▶ _Instruction_: Every record below should be printed exactly as given.

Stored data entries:

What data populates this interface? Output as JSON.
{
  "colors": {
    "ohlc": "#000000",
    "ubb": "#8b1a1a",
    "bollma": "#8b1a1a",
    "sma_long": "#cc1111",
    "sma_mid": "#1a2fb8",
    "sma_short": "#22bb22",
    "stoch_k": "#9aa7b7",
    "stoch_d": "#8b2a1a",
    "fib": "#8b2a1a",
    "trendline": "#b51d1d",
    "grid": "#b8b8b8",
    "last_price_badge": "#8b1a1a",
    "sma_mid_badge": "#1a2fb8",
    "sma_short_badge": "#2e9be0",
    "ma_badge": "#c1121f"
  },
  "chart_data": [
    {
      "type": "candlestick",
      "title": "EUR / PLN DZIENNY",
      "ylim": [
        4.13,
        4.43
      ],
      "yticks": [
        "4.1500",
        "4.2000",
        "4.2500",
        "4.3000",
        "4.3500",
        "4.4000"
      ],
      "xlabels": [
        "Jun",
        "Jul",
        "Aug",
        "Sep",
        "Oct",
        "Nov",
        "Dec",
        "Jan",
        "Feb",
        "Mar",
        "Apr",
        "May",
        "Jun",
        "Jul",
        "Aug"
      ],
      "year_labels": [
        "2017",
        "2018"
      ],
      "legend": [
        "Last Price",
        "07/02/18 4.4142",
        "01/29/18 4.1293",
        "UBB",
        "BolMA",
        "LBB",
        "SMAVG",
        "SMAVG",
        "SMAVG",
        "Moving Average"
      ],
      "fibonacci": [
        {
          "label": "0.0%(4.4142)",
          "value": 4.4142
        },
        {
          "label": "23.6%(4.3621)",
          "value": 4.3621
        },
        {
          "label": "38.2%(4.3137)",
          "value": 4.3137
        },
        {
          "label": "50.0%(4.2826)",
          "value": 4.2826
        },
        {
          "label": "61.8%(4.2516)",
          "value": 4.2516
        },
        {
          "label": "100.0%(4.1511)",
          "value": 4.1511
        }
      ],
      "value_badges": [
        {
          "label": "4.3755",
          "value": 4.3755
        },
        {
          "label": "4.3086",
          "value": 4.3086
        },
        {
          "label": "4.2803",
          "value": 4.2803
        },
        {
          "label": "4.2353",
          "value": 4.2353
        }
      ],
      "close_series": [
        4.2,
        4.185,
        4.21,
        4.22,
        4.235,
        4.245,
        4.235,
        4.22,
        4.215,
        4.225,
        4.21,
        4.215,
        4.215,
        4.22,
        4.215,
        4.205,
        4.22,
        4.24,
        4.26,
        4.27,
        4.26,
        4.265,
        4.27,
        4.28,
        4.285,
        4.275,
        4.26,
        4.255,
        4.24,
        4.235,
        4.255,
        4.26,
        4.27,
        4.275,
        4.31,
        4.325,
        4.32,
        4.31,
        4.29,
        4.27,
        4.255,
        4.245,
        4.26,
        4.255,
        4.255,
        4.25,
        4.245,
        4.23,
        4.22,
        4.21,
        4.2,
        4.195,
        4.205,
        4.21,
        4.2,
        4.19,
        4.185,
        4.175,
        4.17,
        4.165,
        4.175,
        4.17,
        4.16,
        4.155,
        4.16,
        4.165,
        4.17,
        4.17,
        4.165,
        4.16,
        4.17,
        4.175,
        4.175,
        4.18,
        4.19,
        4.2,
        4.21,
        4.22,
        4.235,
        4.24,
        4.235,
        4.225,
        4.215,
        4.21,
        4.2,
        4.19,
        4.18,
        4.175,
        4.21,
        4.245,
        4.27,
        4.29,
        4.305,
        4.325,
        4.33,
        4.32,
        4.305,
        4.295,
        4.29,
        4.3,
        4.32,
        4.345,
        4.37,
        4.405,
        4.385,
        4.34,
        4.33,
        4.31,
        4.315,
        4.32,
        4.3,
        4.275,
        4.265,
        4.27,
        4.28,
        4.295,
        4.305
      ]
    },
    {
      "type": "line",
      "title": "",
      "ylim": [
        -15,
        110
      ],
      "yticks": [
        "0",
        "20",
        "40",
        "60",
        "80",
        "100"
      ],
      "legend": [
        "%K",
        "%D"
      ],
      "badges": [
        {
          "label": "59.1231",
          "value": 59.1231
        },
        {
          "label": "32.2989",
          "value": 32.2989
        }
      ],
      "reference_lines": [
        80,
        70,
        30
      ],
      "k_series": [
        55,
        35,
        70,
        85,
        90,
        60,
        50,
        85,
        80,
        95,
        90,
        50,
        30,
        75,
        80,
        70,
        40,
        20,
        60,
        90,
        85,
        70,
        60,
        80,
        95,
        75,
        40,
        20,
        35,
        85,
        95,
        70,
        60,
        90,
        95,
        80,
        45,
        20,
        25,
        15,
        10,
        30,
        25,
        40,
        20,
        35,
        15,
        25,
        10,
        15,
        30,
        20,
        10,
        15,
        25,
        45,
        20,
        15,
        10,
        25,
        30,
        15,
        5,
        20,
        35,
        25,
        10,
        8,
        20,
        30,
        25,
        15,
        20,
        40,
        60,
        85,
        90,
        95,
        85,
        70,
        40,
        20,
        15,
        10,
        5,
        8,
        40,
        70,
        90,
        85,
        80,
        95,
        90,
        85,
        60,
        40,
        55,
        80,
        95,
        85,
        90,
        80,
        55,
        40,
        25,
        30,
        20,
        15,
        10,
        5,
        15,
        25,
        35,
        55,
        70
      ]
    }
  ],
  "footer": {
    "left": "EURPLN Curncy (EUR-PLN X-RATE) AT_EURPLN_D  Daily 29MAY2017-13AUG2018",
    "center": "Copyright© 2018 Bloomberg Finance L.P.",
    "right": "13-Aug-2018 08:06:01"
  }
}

▶ _Response_:
What data populates this interface? Output as JSON.
{
  "colors": {
    "ohlc": "#000000",
    "ubb": "#8b1a1a",
    "bollma": "#8b1a1a",
    "sma_long": "#cc1111",
    "sma_mid": "#1a2fb8",
    "sma_short": "#22bb22",
    "stoch_k": "#9aa7b7",
    "stoch_d": "#8b2a1a",
    "fib": "#8b2a1a",
    "trendline": "#b51d1d",
    "grid": "#b8b8b8",
    "last_price_badge": "#8b1a1a",
    "sma_mid_badge": "#1a2fb8",
    "sma_short_badge": "#2e9be0",
    "ma_badge": "#c1121f"
  },
  "chart_data": [
    {
      "type": "candlestick",
      "title": "EUR / PLN DZIENNY",
      "ylim": [
        4.13,
        4.43
      ],
      "yticks": [
        "4.1500",
        "4.2000",
        "4.2500",
        "4.3000",
        "4.3500",
        "4.4000"
      ],
      "xlabels": [
        "Jun",
        "Jul",
        "Aug",
        "Sep",
        "Oct",
        "Nov",
        "Dec",
        "Jan",
        "Feb",
        "Mar",
        "Apr",
        "May",
        "Jun",
        "Jul",
        "Aug"
      ],
      "year_labels": [
        "2017",
        "2018"
      ],
      "legend": [
        "Last Price",
        "07/02/18 4.4142",
        "01/29/18 4.1293",
        "UBB",
        "BolMA",
        "LBB",
        "SMAVG",
        "SMAVG",
        "SMAVG",
        "Moving Average"
      ],
      "fibonacci": [
        {
          "label": "0.0%(4.4142)",
          "value": 4.4142
        },
        {
          "label": "23.6%(4.3621)",
          "value": 4.3621
        },
        {
          "label": "38.2%(4.3137)",
          "value": 4.3137
        },
        {
          "label": "50.0%(4.2826)",
          "value": 4.2826
        },
        {
          "label": "61.8%(4.2516)",
          "value": 4.2516
        },
        {
          "label": "100.0%(4.1511)",
          "value": 4.1511
        }
      ],
      "value_badges": [
        {
          "label": "4.3755",
          "value": 4.3755
        },
        {
          "label": "4.3086",
          "value": 4.3086
        },
        {
          "label": "4.2803",
          "value": 4.2803
        },
        {
          "label": "4.2353",
          "value": 4.2353
        }
      ],
      "close_series": [
        4.2,
        4.185,
        4.21,
        4.22,
        4.235,
        4.245,
        4.235,
        4.22,
        4.215,
        4.225,
        4.21,
        4.215,
        4.215,
        4.22,
        4.215,
        4.205,
        4.22,
        4.24,
        4.26,
        4.27,
        4.26,
        4.265,
        4.27,
        4.28,
        4.285,
        4.275,
        4.26,
        4.255,
        4.24,
        4.235,
        4.255,
        4.26,
        4.27,
        4.275,
        4.31,
        4.325,
        4.32,
        4.31,
        4.29,
        4.27,
        4.255,
        4.245,
        4.26,
        4.255,
        4.255,
        4.25,
        4.245,
        4.23,
        4.22,
        4.21,
        4.2,
        4.195,
        4.205,
        4.21,
        4.2,
        4.19,
        4.185,
        4.175,
        4.17,
        4.165,
        4.175,
        4.17,
        4.16,
        4.155,
        4.16,
        4.165,
        4.17,
        4.17,
        4.165,
        4.16,
        4.17,
        4.175,
        4.175,
        4.18,
        4.19,
        4.2,
        4.21,
        4.22,
        4.235,
        4.24,
        4.235,
        4.225,
        4.215,
        4.21,
        4.2,
        4.19,
        4.18,
        4.175,
        4.21,
        4.245,
        4.27,
        4.29,
        4.305,
        4.325,
        4.33,
        4.32,
        4.305,
        4.295,
        4.29,
        4.3,
        4.32,
        4.345,
        4.37,
        4.405,
        4.385,
        4.34,
        4.33,
        4.31,
        4.315,
        4.32,
        4.3,
        4.275,
        4.265,
        4.27,
        4.28,
        4.295,
        4.305
      ]
    },
    {
      "type": "line",
      "title": "",
      "ylim": [
        -15,
        110
      ],
      "yticks": [
        "0",
        "20",
        "40",
        "60",
        "80",
        "100"
      ],
      "legend": [
        "%K",
        "%D"
      ],
      "badges": [
        {
          "label": "59.1231",
          "value": 59.1231
        },
        {
          "label": "32.2989",
          "value": 32.2989
        }
      ],
      "reference_lines": [
        80,
        70,
        30
      ],
      "k_series": [
        55,
        35,
        70,
        85,
        90,
        60,
        50,
        85,
        80,
        95,
        90,
        50,
        30,
        75,
        80,
        70,
        40,
        20,
        60,
        90,
        85,
        70,
        60,
        80,
        95,
        75,
        40,
        20,
        35,
        85,
        95,
        70,
        60,
        90,
        95,
        80,
        45,
        20,
        25,
        15,
        10,
        30,
        25,
        40,
        20,
        35,
        15,
        25,
        10,
        15,
        30,
        20,
        10,
        15,
        25,
        45,
        20,
        15,
        10,
        25,
        30,
        15,
        5,
        20,
        35,
        25,
        10,
        8,
        20,
        30,
        25,
        15,
        20,
        40,
        60,
        85,
        90,
        95,
        85,
        70,
        40,
        20,
        15,
        10,
        5,
        8,
        40,
        70,
        90,
        85,
        80,
        95,
        90,
        85,
        60,
        40,
        55,
        80,
        95,
        85,
        90,
        80,
        55,
        40,
        25,
        30,
        20,
        15,
        10,
        5,
        15,
        25,
        35,
        55,
        70
      ]
    }
  ],
  "footer": {
    "left": "EURPLN Curncy (EUR-PLN X-RATE) AT_EURPLN_D  Daily 29MAY2017-13AUG2018",
    "center": "Copyright© 2018 Bloomberg Finance L.P.",
    "right": "13-Aug-2018 08:06:01"
  }
}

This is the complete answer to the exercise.